- [Requirement]
Pull out every line below that holds the word "Instructions".

- [The data]

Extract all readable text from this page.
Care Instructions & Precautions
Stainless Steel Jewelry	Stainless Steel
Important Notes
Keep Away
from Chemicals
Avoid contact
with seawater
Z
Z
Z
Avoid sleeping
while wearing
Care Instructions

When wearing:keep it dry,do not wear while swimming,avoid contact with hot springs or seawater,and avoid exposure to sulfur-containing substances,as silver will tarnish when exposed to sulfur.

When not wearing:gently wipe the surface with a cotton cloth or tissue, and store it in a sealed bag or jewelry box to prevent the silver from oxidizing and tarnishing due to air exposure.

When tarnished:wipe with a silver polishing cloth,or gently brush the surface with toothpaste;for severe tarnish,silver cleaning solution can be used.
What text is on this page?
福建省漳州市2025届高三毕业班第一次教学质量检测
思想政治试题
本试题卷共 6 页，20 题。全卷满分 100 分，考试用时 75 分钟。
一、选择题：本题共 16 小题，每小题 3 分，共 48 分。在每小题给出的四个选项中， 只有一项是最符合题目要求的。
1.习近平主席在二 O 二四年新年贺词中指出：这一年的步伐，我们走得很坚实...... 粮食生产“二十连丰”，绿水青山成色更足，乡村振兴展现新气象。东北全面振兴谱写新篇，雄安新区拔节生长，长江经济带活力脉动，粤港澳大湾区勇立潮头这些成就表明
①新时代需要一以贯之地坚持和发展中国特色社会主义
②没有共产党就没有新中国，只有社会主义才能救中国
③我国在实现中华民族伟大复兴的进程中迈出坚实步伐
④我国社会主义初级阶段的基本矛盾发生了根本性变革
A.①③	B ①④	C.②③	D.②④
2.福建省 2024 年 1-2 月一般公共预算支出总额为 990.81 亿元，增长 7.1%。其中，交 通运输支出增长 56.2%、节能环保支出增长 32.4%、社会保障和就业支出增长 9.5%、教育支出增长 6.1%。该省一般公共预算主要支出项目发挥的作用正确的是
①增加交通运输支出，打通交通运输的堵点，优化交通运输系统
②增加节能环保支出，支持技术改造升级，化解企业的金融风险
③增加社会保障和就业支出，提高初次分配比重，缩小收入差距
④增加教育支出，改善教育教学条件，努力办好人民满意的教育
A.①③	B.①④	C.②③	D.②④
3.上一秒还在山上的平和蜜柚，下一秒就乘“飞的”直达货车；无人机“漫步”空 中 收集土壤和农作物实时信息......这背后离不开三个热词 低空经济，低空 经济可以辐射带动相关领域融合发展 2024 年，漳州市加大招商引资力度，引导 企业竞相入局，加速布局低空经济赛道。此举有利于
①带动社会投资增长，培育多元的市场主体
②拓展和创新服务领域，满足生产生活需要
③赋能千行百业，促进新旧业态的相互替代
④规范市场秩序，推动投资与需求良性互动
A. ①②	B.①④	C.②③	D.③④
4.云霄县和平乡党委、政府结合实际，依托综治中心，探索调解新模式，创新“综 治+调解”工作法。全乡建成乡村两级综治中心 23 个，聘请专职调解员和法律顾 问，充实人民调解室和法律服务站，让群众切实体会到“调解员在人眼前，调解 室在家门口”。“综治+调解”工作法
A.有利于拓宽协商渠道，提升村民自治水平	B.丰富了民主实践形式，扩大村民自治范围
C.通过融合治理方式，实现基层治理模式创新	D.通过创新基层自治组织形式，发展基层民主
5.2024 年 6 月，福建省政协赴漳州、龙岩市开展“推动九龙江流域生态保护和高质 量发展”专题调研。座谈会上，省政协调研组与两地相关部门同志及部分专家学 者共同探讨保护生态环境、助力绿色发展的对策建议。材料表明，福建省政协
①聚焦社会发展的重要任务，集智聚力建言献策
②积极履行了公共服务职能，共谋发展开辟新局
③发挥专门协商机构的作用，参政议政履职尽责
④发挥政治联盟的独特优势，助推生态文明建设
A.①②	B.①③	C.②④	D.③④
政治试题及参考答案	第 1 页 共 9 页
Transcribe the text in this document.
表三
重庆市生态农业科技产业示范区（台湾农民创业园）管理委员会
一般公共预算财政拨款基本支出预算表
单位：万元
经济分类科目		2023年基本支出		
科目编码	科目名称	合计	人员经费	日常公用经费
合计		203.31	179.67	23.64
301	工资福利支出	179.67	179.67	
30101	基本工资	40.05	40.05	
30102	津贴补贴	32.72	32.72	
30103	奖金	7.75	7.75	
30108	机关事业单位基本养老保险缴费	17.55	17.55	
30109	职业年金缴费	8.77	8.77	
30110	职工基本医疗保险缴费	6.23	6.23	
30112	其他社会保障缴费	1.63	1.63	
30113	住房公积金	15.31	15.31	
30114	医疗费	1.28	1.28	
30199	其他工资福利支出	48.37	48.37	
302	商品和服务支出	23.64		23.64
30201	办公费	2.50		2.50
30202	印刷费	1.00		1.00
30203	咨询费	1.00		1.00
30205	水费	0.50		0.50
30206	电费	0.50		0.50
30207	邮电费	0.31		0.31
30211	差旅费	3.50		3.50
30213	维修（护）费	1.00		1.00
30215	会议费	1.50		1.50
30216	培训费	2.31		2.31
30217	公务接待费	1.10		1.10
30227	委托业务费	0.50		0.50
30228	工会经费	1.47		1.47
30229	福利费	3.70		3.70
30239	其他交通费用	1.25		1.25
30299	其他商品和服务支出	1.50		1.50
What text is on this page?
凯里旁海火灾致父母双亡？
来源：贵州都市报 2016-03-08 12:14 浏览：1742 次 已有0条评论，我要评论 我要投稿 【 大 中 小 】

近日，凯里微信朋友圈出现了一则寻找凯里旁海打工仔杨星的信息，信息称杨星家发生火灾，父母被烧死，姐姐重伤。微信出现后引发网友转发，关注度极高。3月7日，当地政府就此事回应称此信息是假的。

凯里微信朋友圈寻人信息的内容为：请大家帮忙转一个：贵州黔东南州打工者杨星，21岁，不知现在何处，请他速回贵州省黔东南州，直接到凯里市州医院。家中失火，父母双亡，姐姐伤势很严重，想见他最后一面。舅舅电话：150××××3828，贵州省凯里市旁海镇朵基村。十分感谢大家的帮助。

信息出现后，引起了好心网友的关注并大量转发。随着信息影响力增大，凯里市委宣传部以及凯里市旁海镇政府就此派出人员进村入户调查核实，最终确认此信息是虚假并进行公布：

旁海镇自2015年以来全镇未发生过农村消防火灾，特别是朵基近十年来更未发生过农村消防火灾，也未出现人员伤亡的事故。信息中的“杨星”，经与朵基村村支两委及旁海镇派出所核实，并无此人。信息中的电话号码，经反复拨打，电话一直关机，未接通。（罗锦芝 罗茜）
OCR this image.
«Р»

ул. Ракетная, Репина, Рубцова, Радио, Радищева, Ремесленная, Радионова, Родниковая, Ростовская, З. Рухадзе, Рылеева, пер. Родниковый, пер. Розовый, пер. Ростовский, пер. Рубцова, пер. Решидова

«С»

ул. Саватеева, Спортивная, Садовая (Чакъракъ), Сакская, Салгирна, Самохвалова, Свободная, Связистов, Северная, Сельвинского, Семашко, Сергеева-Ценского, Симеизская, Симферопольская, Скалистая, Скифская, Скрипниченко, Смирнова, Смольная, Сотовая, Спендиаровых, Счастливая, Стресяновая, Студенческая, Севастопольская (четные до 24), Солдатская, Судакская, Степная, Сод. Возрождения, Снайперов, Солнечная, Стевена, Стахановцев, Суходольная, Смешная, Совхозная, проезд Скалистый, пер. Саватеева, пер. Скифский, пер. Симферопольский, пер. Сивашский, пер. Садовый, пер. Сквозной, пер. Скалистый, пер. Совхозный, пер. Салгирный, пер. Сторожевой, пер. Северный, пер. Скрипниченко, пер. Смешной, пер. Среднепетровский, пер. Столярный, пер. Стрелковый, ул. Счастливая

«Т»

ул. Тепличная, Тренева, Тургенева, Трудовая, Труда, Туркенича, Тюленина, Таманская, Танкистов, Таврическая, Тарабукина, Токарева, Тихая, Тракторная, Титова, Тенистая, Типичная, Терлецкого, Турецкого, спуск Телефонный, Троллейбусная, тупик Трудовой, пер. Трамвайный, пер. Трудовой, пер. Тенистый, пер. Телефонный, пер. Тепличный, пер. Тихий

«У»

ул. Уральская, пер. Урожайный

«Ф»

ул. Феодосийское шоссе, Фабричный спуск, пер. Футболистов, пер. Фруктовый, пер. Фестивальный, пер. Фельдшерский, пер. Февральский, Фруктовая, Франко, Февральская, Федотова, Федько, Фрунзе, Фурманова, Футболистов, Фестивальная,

- [Reply to the task]
Care Instructions & Precautions
Care Instructions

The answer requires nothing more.